** INFORMATION SHOWN **

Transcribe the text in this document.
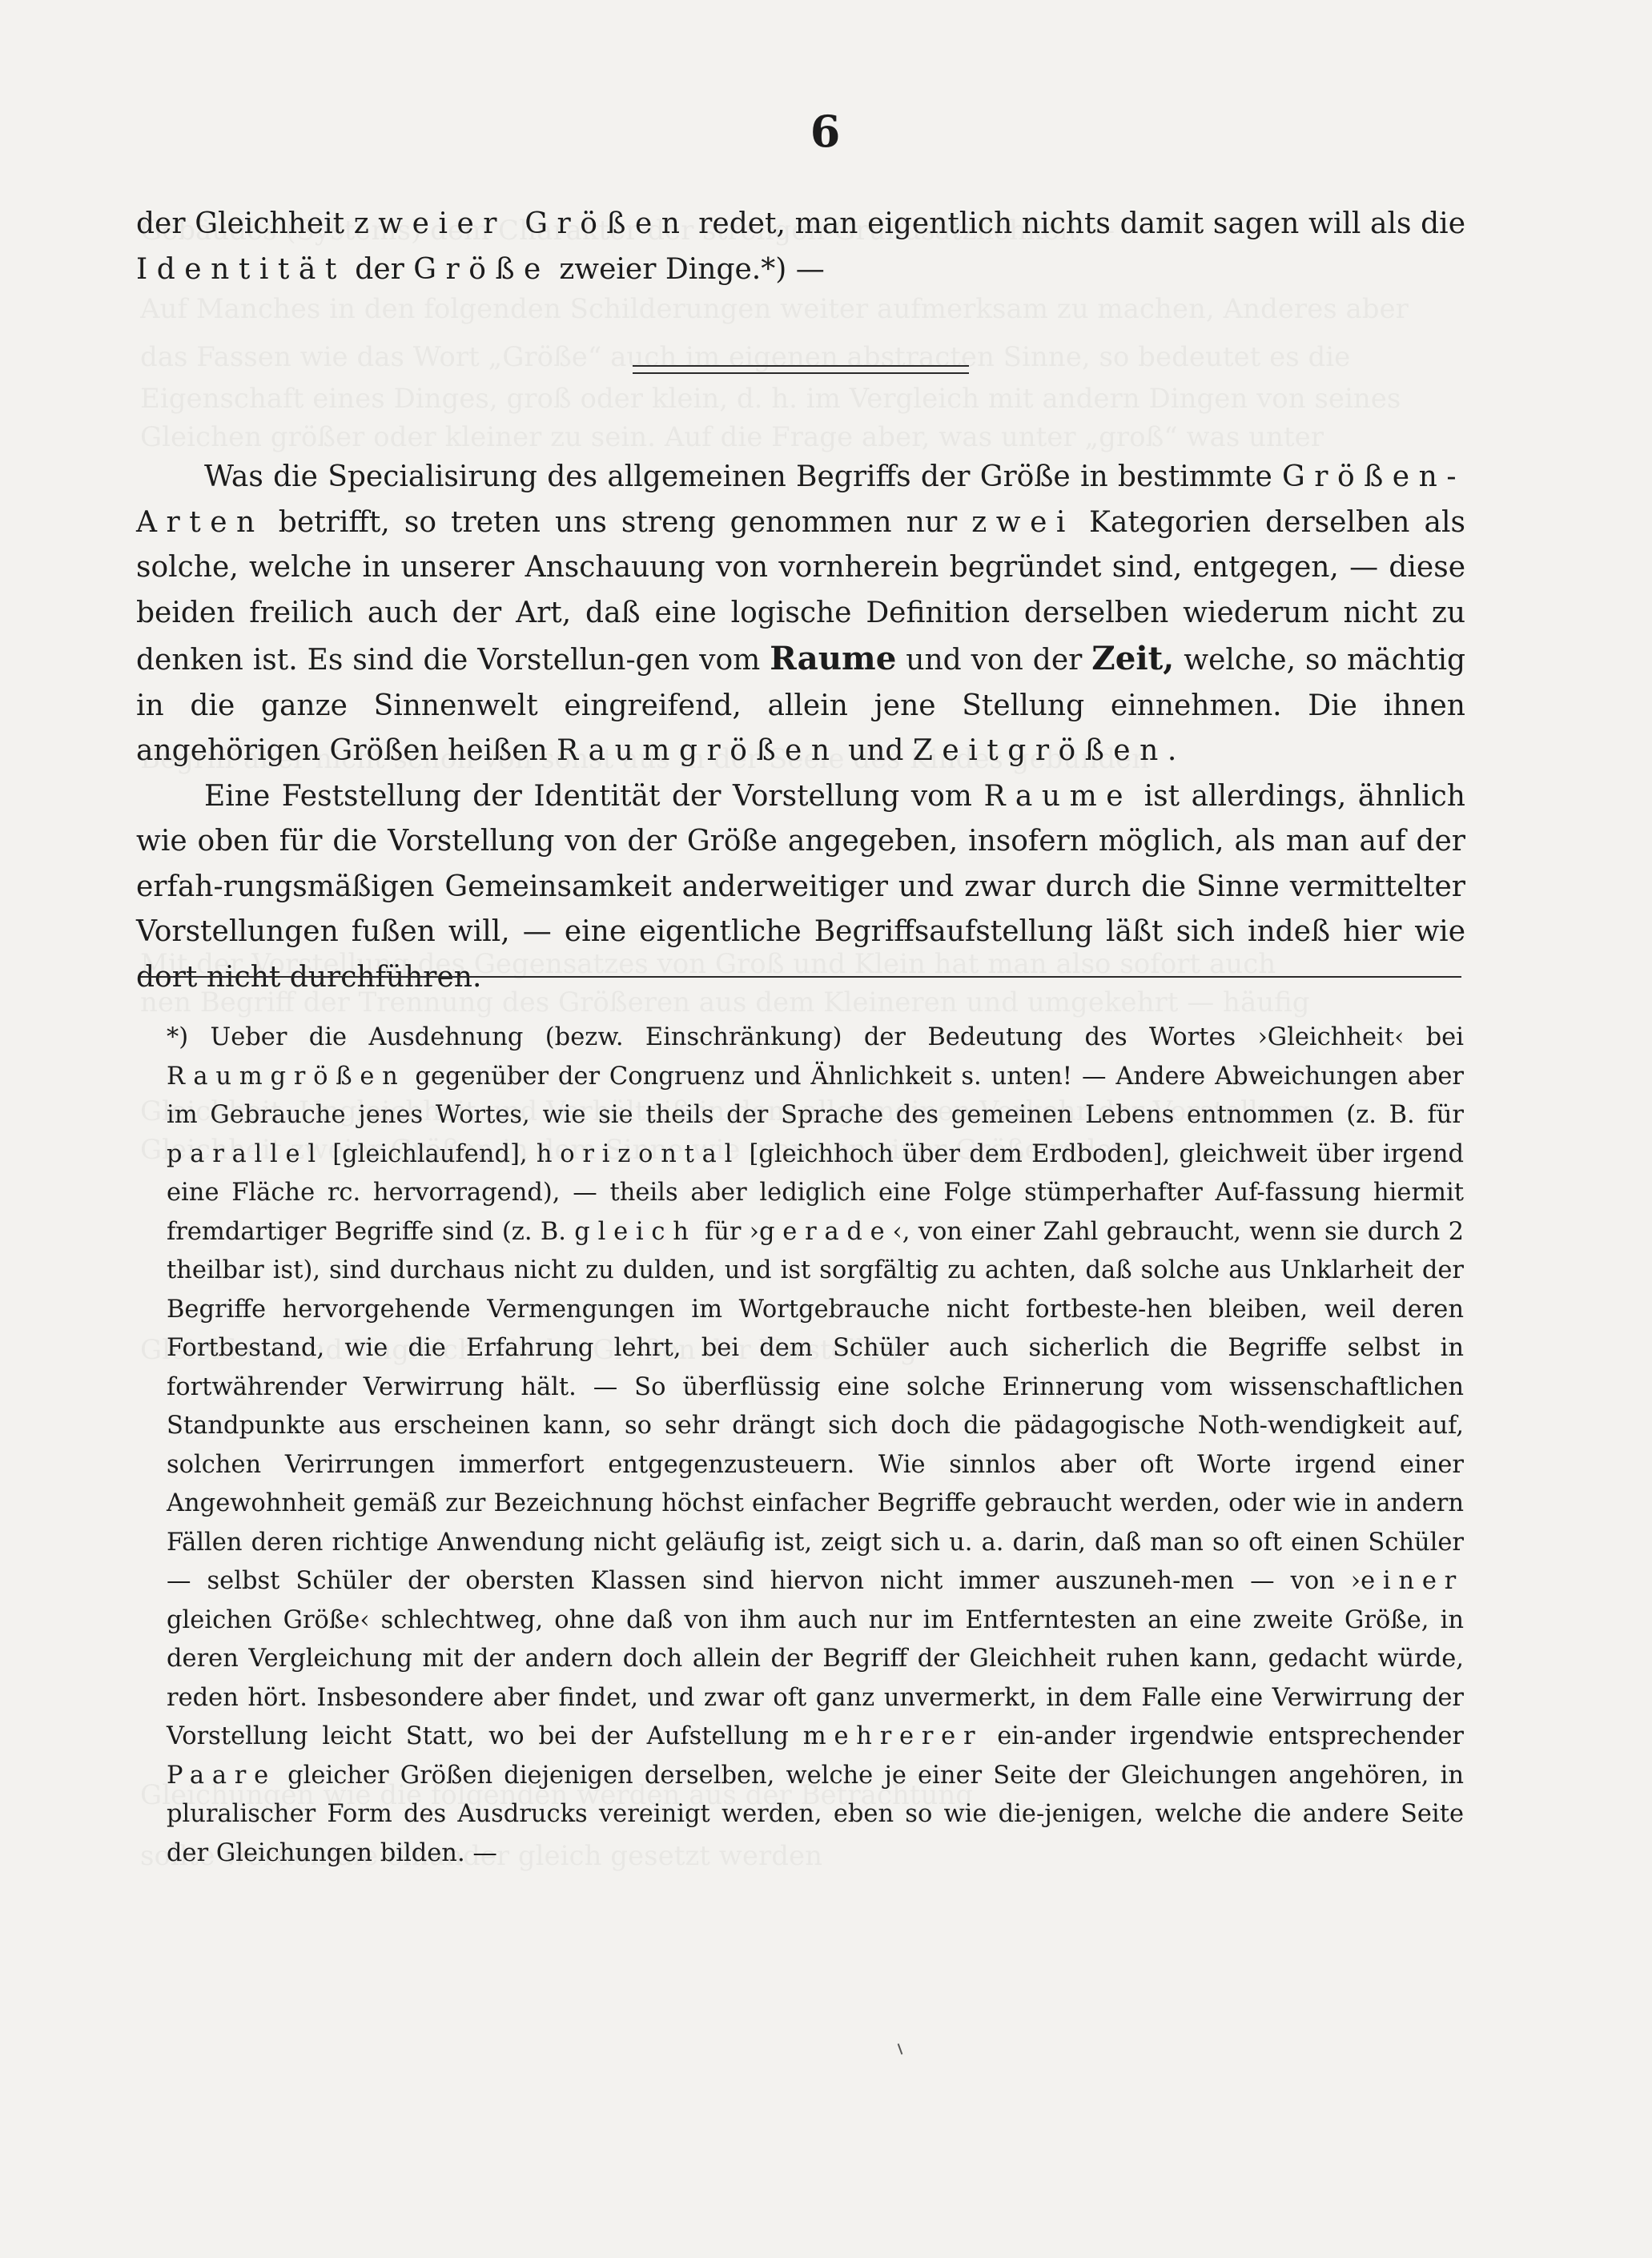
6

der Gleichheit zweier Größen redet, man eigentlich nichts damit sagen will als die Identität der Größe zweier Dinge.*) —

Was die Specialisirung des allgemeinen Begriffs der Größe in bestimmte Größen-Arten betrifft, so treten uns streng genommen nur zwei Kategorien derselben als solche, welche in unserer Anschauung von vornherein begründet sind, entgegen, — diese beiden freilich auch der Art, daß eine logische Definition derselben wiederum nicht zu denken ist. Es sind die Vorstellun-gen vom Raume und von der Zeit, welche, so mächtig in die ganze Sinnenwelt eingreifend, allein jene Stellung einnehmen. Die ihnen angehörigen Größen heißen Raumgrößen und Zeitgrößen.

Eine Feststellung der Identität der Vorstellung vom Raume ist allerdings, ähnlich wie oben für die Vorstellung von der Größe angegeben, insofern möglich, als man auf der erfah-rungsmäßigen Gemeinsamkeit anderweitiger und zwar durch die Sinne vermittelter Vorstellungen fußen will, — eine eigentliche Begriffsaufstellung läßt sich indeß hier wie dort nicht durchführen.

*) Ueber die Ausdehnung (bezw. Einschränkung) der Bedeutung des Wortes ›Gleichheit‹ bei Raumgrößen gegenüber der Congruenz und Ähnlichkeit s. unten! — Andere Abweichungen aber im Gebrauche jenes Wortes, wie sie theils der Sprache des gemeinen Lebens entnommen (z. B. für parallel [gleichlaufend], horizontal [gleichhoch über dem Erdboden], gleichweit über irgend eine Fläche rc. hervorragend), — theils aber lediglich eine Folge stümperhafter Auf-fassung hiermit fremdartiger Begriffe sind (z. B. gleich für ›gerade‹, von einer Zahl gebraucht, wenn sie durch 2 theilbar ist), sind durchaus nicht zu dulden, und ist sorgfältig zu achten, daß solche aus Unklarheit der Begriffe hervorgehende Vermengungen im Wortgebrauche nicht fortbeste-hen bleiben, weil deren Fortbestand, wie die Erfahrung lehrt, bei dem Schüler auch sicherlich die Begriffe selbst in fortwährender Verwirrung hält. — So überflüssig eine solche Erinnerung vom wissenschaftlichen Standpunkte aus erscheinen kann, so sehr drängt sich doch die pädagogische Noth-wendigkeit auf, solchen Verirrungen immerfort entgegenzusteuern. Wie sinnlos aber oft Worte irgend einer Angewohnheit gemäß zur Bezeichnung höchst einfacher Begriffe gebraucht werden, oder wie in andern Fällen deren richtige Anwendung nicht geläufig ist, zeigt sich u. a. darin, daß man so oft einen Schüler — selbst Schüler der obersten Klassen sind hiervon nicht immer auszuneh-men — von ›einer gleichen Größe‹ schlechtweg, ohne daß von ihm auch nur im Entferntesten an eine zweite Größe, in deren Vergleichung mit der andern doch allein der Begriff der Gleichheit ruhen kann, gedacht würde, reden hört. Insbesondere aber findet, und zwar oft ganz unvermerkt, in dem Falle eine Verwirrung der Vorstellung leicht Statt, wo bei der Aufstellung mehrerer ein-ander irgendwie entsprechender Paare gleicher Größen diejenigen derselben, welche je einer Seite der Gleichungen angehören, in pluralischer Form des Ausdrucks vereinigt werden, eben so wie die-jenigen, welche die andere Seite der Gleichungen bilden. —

** TASK REQUIREMENTS **
Transcribe the listing above in full and exactly; no pictures belong in the copy.

** REPLY **
Transcribe the text in this document.
6

der Gleichheit zweier Größen redet, man eigentlich nichts damit sagen will als die Identität der Größe zweier Dinge.*) —

Was die Specialisirung des allgemeinen Begriffs der Größe in bestimmte Größen-Arten betrifft, so treten uns streng genommen nur zwei Kategorien derselben als solche, welche in unserer Anschauung von vornherein begründet sind, entgegen, — diese beiden freilich auch der Art, daß eine logische Definition derselben wiederum nicht zu denken ist. Es sind die Vorstellun-gen vom Raume und von der Zeit, welche, so mächtig in die ganze Sinnenwelt eingreifend, allein jene Stellung einnehmen. Die ihnen angehörigen Größen heißen Raumgrößen und Zeitgrößen.

Eine Feststellung der Identität der Vorstellung vom Raume ist allerdings, ähnlich wie oben für die Vorstellung von der Größe angegeben, insofern möglich, als man auf der erfah-rungsmäßigen Gemeinsamkeit anderweitiger und zwar durch die Sinne vermittelter Vorstellungen fußen will, — eine eigentliche Begriffsaufstellung läßt sich indeß hier wie dort nicht durchführen.

*) Ueber die Ausdehnung (bezw. Einschränkung) der Bedeutung des Wortes ›Gleichheit‹ bei Raumgrößen gegenüber der Congruenz und Ähnlichkeit s. unten! — Andere Abweichungen aber im Gebrauche jenes Wortes, wie sie theils der Sprache des gemeinen Lebens entnommen (z. B. für parallel [gleichlaufend], horizontal [gleichhoch über dem Erdboden], gleichweit über irgend eine Fläche rc. hervorragend), — theils aber lediglich eine Folge stümperhafter Auf-fassung hiermit fremdartiger Begriffe sind (z. B. gleich für ›gerade‹, von einer Zahl gebraucht, wenn sie durch 2 theilbar ist), sind durchaus nicht zu dulden, und ist sorgfältig zu achten, daß solche aus Unklarheit der Begriffe hervorgehende Vermengungen im Wortgebrauche nicht fortbeste-hen bleiben, weil deren Fortbestand, wie die Erfahrung lehrt, bei dem Schüler auch sicherlich die Begriffe selbst in fortwährender Verwirrung hält. — So überflüssig eine solche Erinnerung vom wissenschaftlichen Standpunkte aus erscheinen kann, so sehr drängt sich doch die pädagogische Noth-wendigkeit auf, solchen Verirrungen immerfort entgegenzusteuern. Wie sinnlos aber oft Worte irgend einer Angewohnheit gemäß zur Bezeichnung höchst einfacher Begriffe gebraucht werden, oder wie in andern Fällen deren richtige Anwendung nicht geläufig ist, zeigt sich u. a. darin, daß man so oft einen Schüler — selbst Schüler der obersten Klassen sind hiervon nicht immer auszuneh-men — von ›einer gleichen Größe‹ schlechtweg, ohne daß von ihm auch nur im Entferntesten an eine zweite Größe, in deren Vergleichung mit der andern doch allein der Begriff der Gleichheit ruhen kann, gedacht würde, reden hört. Insbesondere aber findet, und zwar oft ganz unvermerkt, in dem Falle eine Verwirrung der Vorstellung leicht Statt, wo bei der Aufstellung mehrerer ein-ander irgendwie entsprechender Paare gleicher Größen diejenigen derselben, welche je einer Seite der Gleichungen angehören, in pluralischer Form des Ausdrucks vereinigt werden, eben so wie die-jenigen, welche die andere Seite der Gleichungen bilden. —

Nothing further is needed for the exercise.